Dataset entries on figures
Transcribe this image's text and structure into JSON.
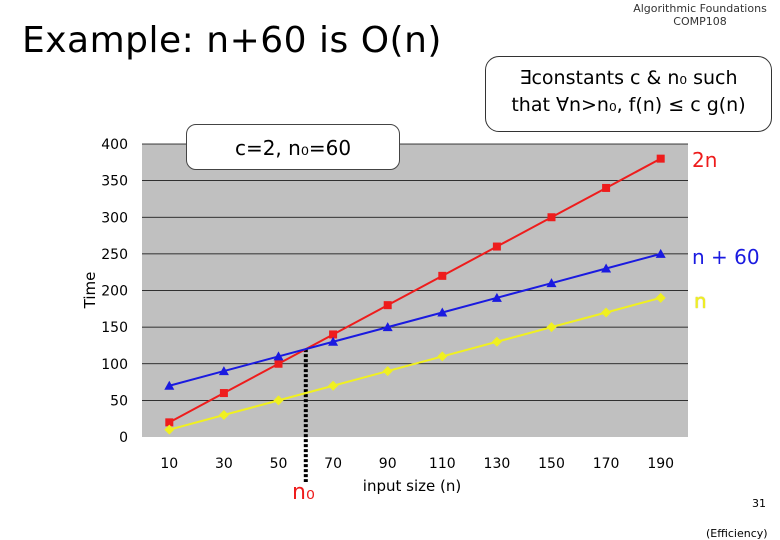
{
  "slide": {
    "title": "Example: n+60 is O(n)",
    "course": [
      "Algorithmic Foundations",
      "COMP108"
    ],
    "definition": [
      "∃constants c & n₀ such",
      "that ∀n>n₀, f(n) ≤ c g(n)"
    ],
    "c_note": "c=2, n₀=60",
    "n0_label": "n₀",
    "page_number": "31",
    "topic": "(Efficiency)"
  },
  "colors": {
    "plot_bg": "#c0c0c0",
    "series_2n": "#ee1c1c",
    "series_n60": "#1a1ae0",
    "series_n": "#f0f020"
  },
  "chart_data": {
    "type": "line",
    "xlabel": "input size (n)",
    "ylabel": "Time",
    "ylim": [
      0,
      400
    ],
    "yticks": [
      0,
      50,
      100,
      150,
      200,
      250,
      300,
      350,
      400
    ],
    "categories": [
      10,
      30,
      50,
      70,
      90,
      110,
      130,
      150,
      170,
      190
    ],
    "series": [
      {
        "name": "2n",
        "marker": "square",
        "values": [
          20,
          60,
          100,
          140,
          180,
          220,
          260,
          300,
          340,
          380
        ]
      },
      {
        "name": "n + 60",
        "marker": "triangle",
        "values": [
          70,
          90,
          110,
          130,
          150,
          170,
          190,
          210,
          230,
          250
        ]
      },
      {
        "name": "n",
        "marker": "diamond",
        "values": [
          10,
          30,
          50,
          70,
          90,
          110,
          130,
          150,
          170,
          190
        ]
      }
    ],
    "vertical_marker_at": 60,
    "intersection_value": 120
  }
}
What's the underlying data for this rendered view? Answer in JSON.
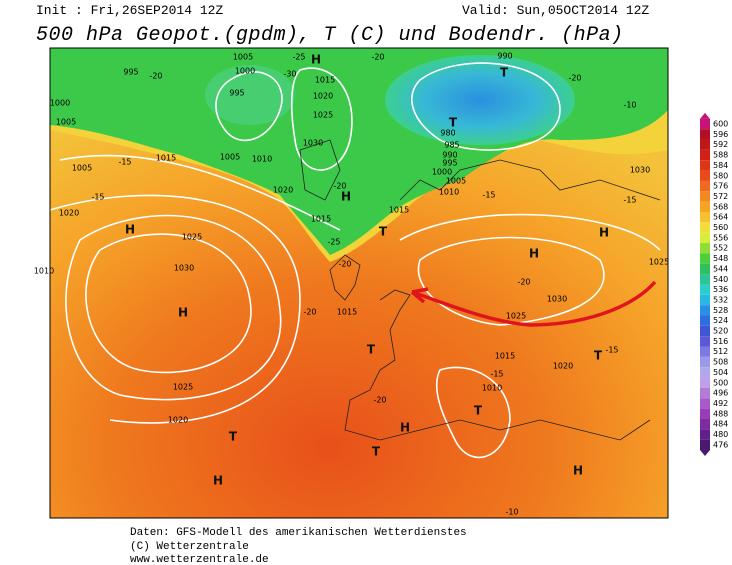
{
  "header": {
    "init": "Init : Fri,26SEP2014 12Z",
    "valid": "Valid: Sun,05OCT2014 12Z",
    "title": "500 hPa Geopot.(gpdm), T (C) und Bodendr. (hPa)"
  },
  "colorbar": {
    "labels": [
      600,
      596,
      592,
      588,
      584,
      580,
      576,
      572,
      568,
      564,
      560,
      556,
      552,
      548,
      544,
      540,
      536,
      532,
      528,
      524,
      520,
      516,
      512,
      508,
      504,
      500,
      496,
      492,
      488,
      484,
      480,
      476
    ]
  },
  "map": {
    "pressure_labels": [
      "995",
      "1005",
      "1000",
      "995",
      "1000",
      "1005",
      "1005",
      "1015",
      "1005",
      "1010",
      "1015",
      "1020",
      "1025",
      "1030",
      "1020",
      "1015",
      "1020",
      "1025",
      "1030",
      "1010",
      "1025",
      "1020",
      "1015",
      "1015",
      "990",
      "980",
      "985",
      "990",
      "995",
      "1000",
      "1005",
      "1010",
      "1030",
      "1025",
      "1030",
      "1025",
      "1015",
      "1020",
      "1010"
    ],
    "temperature_labels": [
      "-20",
      "-25",
      "-30",
      "-20",
      "-15",
      "-15",
      "-20",
      "-25",
      "-20",
      "-20",
      "-15",
      "-20",
      "-15",
      "-15",
      "-20",
      "-10",
      "-15",
      "-20",
      "-10"
    ],
    "centers": [
      "H",
      "H",
      "H",
      "H",
      "H",
      "H",
      "H",
      "H",
      "H",
      "T",
      "T",
      "T",
      "T",
      "T",
      "T",
      "T",
      "T"
    ]
  },
  "footer": {
    "lines": [
      "Daten: GFS-Modell des amerikanischen Wetterdienstes",
      "(C) Wetterzentrale",
      "www.wetterzentrale.de"
    ]
  }
}
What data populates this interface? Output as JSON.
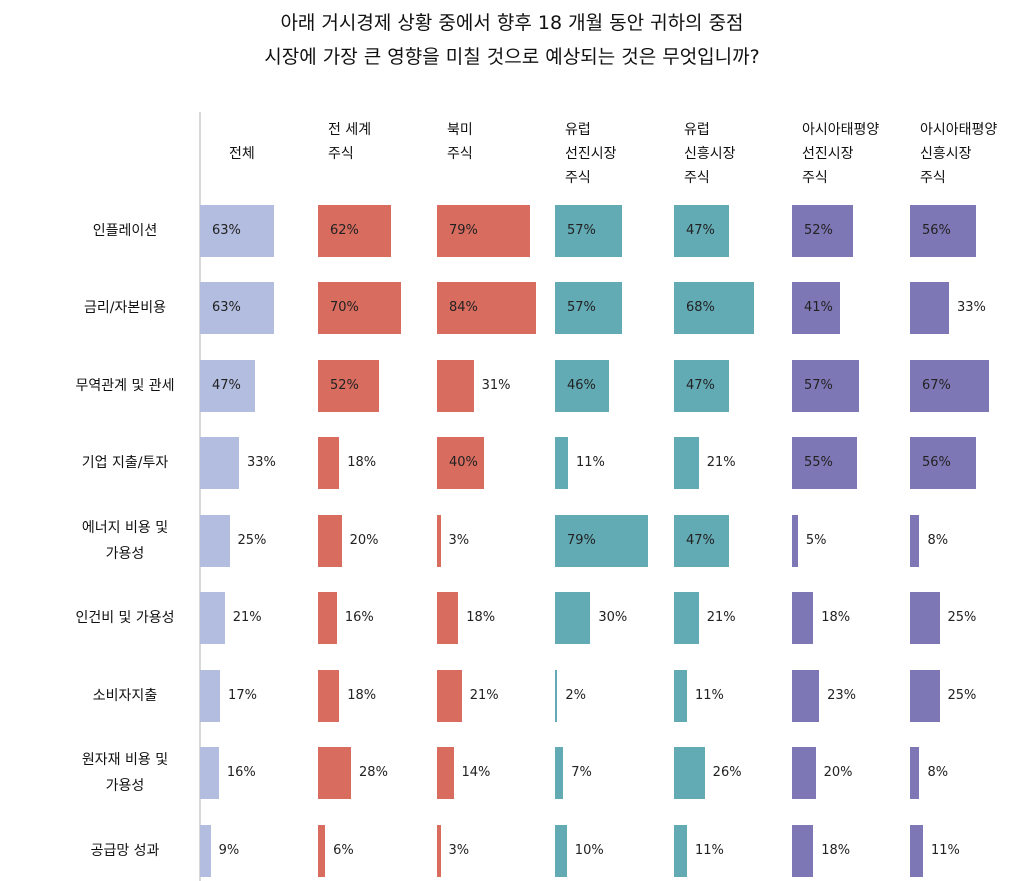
{
  "chart_data": {
    "type": "bar",
    "title": [
      "아래 거시경제 상황 중에서 향후 18 개월 동안 귀하의 중점",
      "시장에 가장 큰 영향을 미칠 것으로 예상되는 것은 무엇입니까?"
    ],
    "categories": [
      "인플레이션",
      "금리/자본비용",
      "무역관계 및 관세",
      "기업 지출/투자",
      "에너지 비용 및\n가용성",
      "인건비 및 가용성",
      "소비자지출",
      "원자재 비용 및\n가용성",
      "공급망 성과"
    ],
    "series": [
      {
        "name": "전체",
        "color": "#b3bde0",
        "values": [
          63,
          63,
          47,
          33,
          25,
          21,
          17,
          16,
          9
        ]
      },
      {
        "name": "전 세계\n주식",
        "color": "#d76c5f",
        "values": [
          62,
          70,
          52,
          18,
          20,
          16,
          18,
          28,
          6
        ]
      },
      {
        "name": "북미\n주식",
        "color": "#d76c5f",
        "values": [
          79,
          84,
          31,
          40,
          3,
          18,
          21,
          14,
          3
        ]
      },
      {
        "name": "유럽\n선진시장\n주식",
        "color": "#62abb5",
        "values": [
          57,
          57,
          46,
          11,
          79,
          30,
          2,
          7,
          10
        ]
      },
      {
        "name": "유럽\n신흥시장\n주식",
        "color": "#62abb5",
        "values": [
          47,
          68,
          47,
          21,
          47,
          21,
          11,
          26,
          11
        ]
      },
      {
        "name": "아시아태평양\n선진시장\n주식",
        "color": "#7d77b6",
        "values": [
          52,
          41,
          57,
          55,
          5,
          18,
          23,
          20,
          18
        ]
      },
      {
        "name": "아시아태평양\n신흥시장\n주식",
        "color": "#7d77b6",
        "values": [
          56,
          33,
          67,
          56,
          8,
          25,
          25,
          8,
          11
        ]
      }
    ],
    "unit": "%",
    "xlim": [
      0,
      100
    ]
  }
}
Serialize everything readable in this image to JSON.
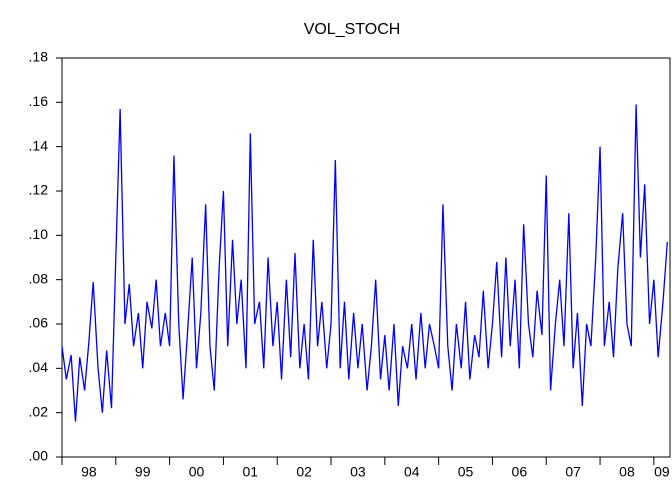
{
  "chart_data": {
    "type": "line",
    "title": "VOL_STOCH",
    "x": [
      1998.0,
      1998.08,
      1998.17,
      1998.25,
      1998.33,
      1998.42,
      1998.5,
      1998.58,
      1998.67,
      1998.75,
      1998.83,
      1998.92,
      1999.0,
      1999.08,
      1999.17,
      1999.25,
      1999.33,
      1999.42,
      1999.5,
      1999.58,
      1999.67,
      1999.75,
      1999.83,
      1999.92,
      2000.0,
      2000.08,
      2000.17,
      2000.25,
      2000.33,
      2000.42,
      2000.5,
      2000.58,
      2000.67,
      2000.75,
      2000.83,
      2000.92,
      2001.0,
      2001.08,
      2001.17,
      2001.25,
      2001.33,
      2001.42,
      2001.5,
      2001.58,
      2001.67,
      2001.75,
      2001.83,
      2001.92,
      2002.0,
      2002.08,
      2002.17,
      2002.25,
      2002.33,
      2002.42,
      2002.5,
      2002.58,
      2002.67,
      2002.75,
      2002.83,
      2002.92,
      2003.0,
      2003.08,
      2003.17,
      2003.25,
      2003.33,
      2003.42,
      2003.5,
      2003.58,
      2003.67,
      2003.75,
      2003.83,
      2003.92,
      2004.0,
      2004.08,
      2004.17,
      2004.25,
      2004.33,
      2004.42,
      2004.5,
      2004.58,
      2004.67,
      2004.75,
      2004.83,
      2004.92,
      2005.0,
      2005.08,
      2005.17,
      2005.25,
      2005.33,
      2005.42,
      2005.5,
      2005.58,
      2005.67,
      2005.75,
      2005.83,
      2005.92,
      2006.0,
      2006.08,
      2006.17,
      2006.25,
      2006.33,
      2006.42,
      2006.5,
      2006.58,
      2006.67,
      2006.75,
      2006.83,
      2006.92,
      2007.0,
      2007.08,
      2007.17,
      2007.25,
      2007.33,
      2007.42,
      2007.5,
      2007.58,
      2007.67,
      2007.75,
      2007.83,
      2007.92,
      2008.0,
      2008.08,
      2008.17,
      2008.25,
      2008.33,
      2008.42,
      2008.5,
      2008.58,
      2008.67,
      2008.75,
      2008.83,
      2008.92,
      2009.0,
      2009.08,
      2009.17,
      2009.25
    ],
    "series": [
      {
        "color": "#0000ff",
        "values": [
          0.05,
          0.035,
          0.046,
          0.016,
          0.045,
          0.03,
          0.052,
          0.079,
          0.04,
          0.02,
          0.048,
          0.022,
          0.09,
          0.157,
          0.06,
          0.078,
          0.05,
          0.065,
          0.04,
          0.07,
          0.058,
          0.08,
          0.05,
          0.065,
          0.05,
          0.136,
          0.06,
          0.026,
          0.055,
          0.09,
          0.04,
          0.065,
          0.114,
          0.05,
          0.03,
          0.085,
          0.12,
          0.05,
          0.098,
          0.06,
          0.08,
          0.04,
          0.146,
          0.06,
          0.07,
          0.04,
          0.09,
          0.05,
          0.07,
          0.035,
          0.08,
          0.045,
          0.092,
          0.04,
          0.06,
          0.035,
          0.098,
          0.05,
          0.07,
          0.04,
          0.06,
          0.134,
          0.04,
          0.07,
          0.035,
          0.065,
          0.04,
          0.06,
          0.03,
          0.05,
          0.08,
          0.035,
          0.055,
          0.03,
          0.06,
          0.023,
          0.05,
          0.04,
          0.06,
          0.035,
          0.065,
          0.04,
          0.06,
          0.05,
          0.04,
          0.114,
          0.05,
          0.03,
          0.06,
          0.04,
          0.07,
          0.035,
          0.055,
          0.045,
          0.075,
          0.04,
          0.06,
          0.088,
          0.045,
          0.09,
          0.05,
          0.08,
          0.04,
          0.105,
          0.06,
          0.045,
          0.075,
          0.055,
          0.127,
          0.03,
          0.06,
          0.08,
          0.05,
          0.11,
          0.04,
          0.065,
          0.023,
          0.06,
          0.05,
          0.09,
          0.14,
          0.05,
          0.07,
          0.045,
          0.085,
          0.11,
          0.06,
          0.05,
          0.159,
          0.09,
          0.123,
          0.06,
          0.08,
          0.045,
          0.07,
          0.097
        ]
      }
    ],
    "xlim": [
      1998,
      2009.3
    ],
    "xticks": [
      {
        "value": 1998,
        "label": "98"
      },
      {
        "value": 1999,
        "label": "99"
      },
      {
        "value": 2000,
        "label": "00"
      },
      {
        "value": 2001,
        "label": "01"
      },
      {
        "value": 2002,
        "label": "02"
      },
      {
        "value": 2003,
        "label": "03"
      },
      {
        "value": 2004,
        "label": "04"
      },
      {
        "value": 2005,
        "label": "05"
      },
      {
        "value": 2006,
        "label": "06"
      },
      {
        "value": 2007,
        "label": "07"
      },
      {
        "value": 2008,
        "label": "08"
      },
      {
        "value": 2009,
        "label": "09"
      }
    ],
    "ylim": [
      0,
      0.18
    ],
    "yticks": [
      {
        "value": 0,
        "label": ".00"
      },
      {
        "value": 0.02,
        "label": ".02"
      },
      {
        "value": 0.04,
        "label": ".04"
      },
      {
        "value": 0.06,
        "label": ".06"
      },
      {
        "value": 0.08,
        "label": ".08"
      },
      {
        "value": 0.1,
        "label": ".10"
      },
      {
        "value": 0.12,
        "label": ".12"
      },
      {
        "value": 0.14,
        "label": ".14"
      },
      {
        "value": 0.16,
        "label": ".16"
      },
      {
        "value": 0.18,
        "label": ".18"
      }
    ]
  }
}
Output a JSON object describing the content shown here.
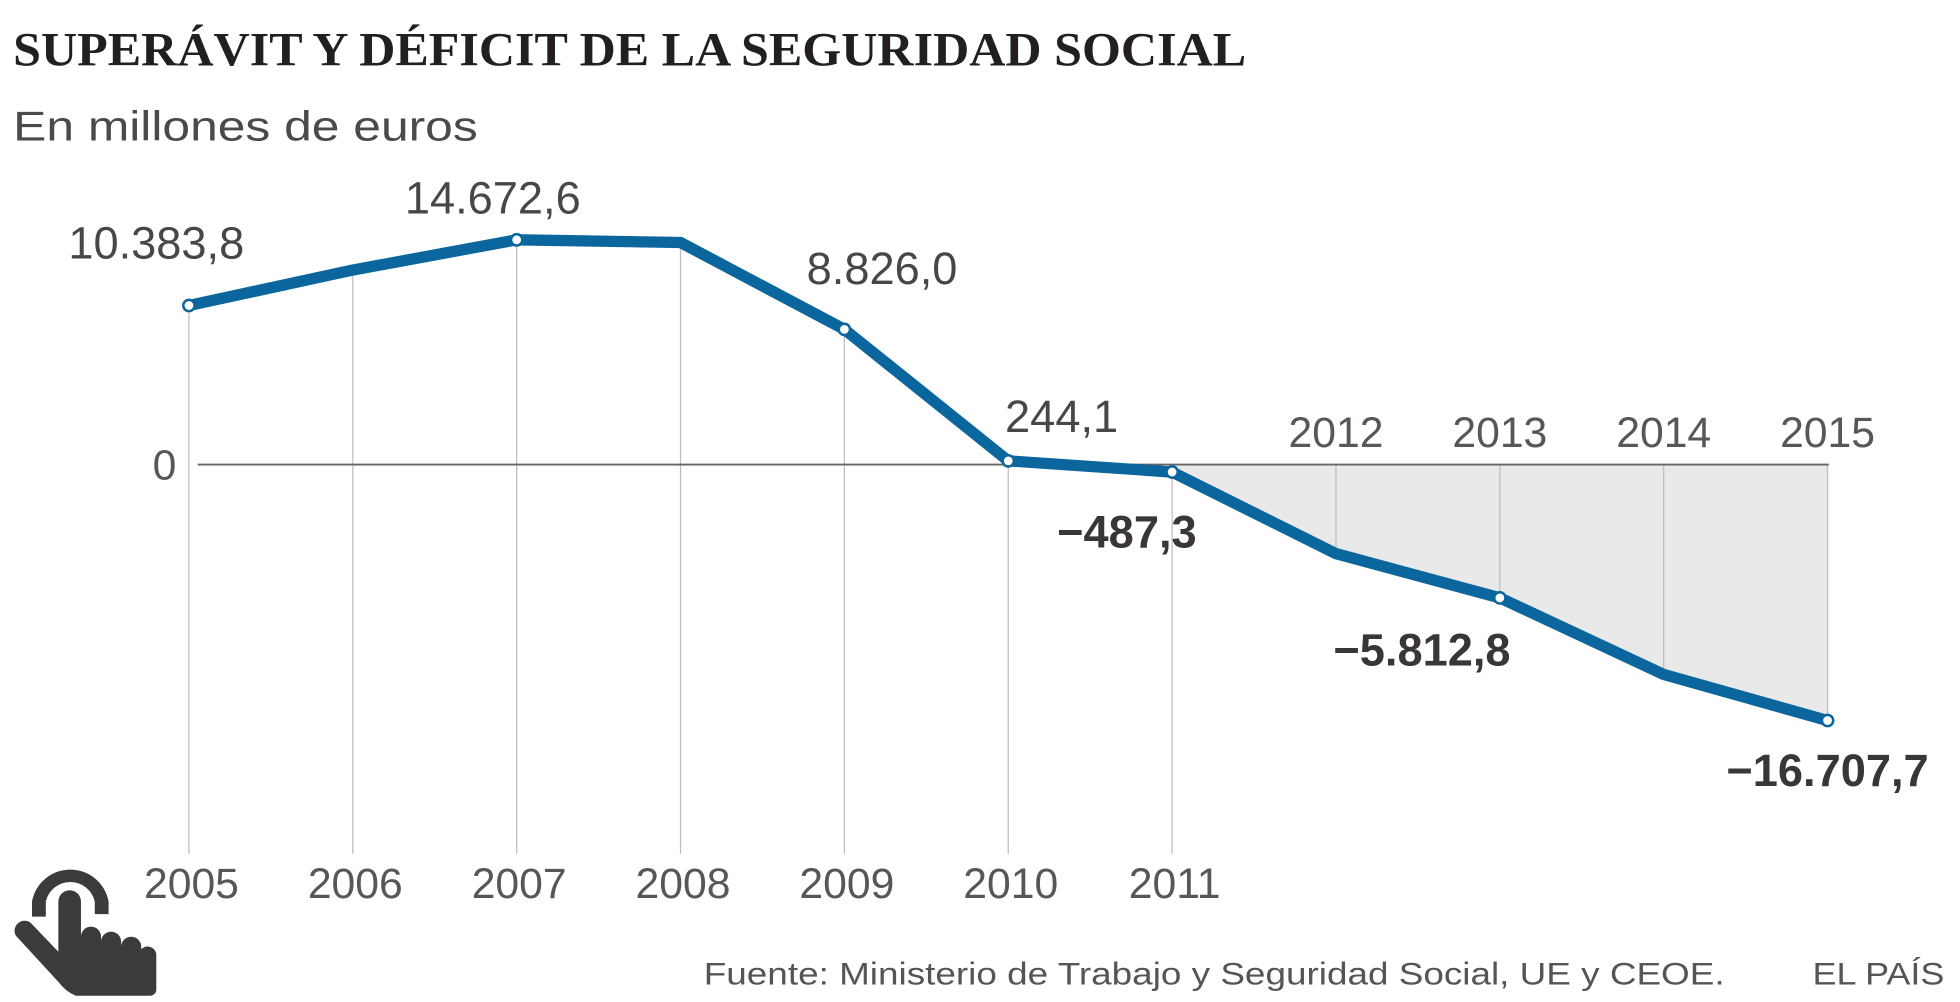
{
  "chart_data": {
    "type": "line",
    "title": "SUPERÁVIT Y DÉFICIT DE LA SEGURIDAD SOCIAL",
    "subtitle": "En millones de euros",
    "x": [
      2005,
      2006,
      2007,
      2008,
      2009,
      2010,
      2011,
      2012,
      2013,
      2014,
      2015
    ],
    "x_tick_labels": [
      "2005",
      "2006",
      "2007",
      "2008",
      "2009",
      "2010",
      "2011",
      "2012",
      "2013",
      "2014",
      "2015"
    ],
    "values": [
      10383.8,
      12700,
      14672.6,
      14500,
      8826.0,
      244.1,
      -487.3,
      -5812.8,
      -8700,
      -13700,
      -16707.7
    ],
    "y_tick_labels": [
      "0"
    ],
    "ylim": [
      -20000,
      16000
    ],
    "data_labels": [
      {
        "year": 2005,
        "text": "10.383,8",
        "bold": false
      },
      {
        "year": 2007,
        "text": "14.672,6",
        "bold": false
      },
      {
        "year": 2009,
        "text": "8.826,0",
        "bold": false
      },
      {
        "year": 2010,
        "text": "244,1",
        "bold": false
      },
      {
        "year": 2011,
        "text": "−487,3",
        "bold": true
      },
      {
        "year": 2012,
        "text": "−5.812,8",
        "bold": true
      },
      {
        "year": 2015,
        "text": "−16.707,7",
        "bold": true
      }
    ],
    "marked_years": [
      2005,
      2007,
      2009,
      2010,
      2011,
      2013,
      2015
    ],
    "line_color": "#0b669e",
    "deficit_fill": "#e9e9e9",
    "grid": true
  },
  "footer": {
    "source": "Fuente: Ministerio de Trabajo y Seguridad Social, UE y CEOE.",
    "brand": "EL PAÍS"
  },
  "icons": {
    "interaction": "pointing-hand-icon"
  }
}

### GOAL
Each line in the material either holds the string "this" or does not. State how many do, and nothing else.

### SOLUTION BELOW
4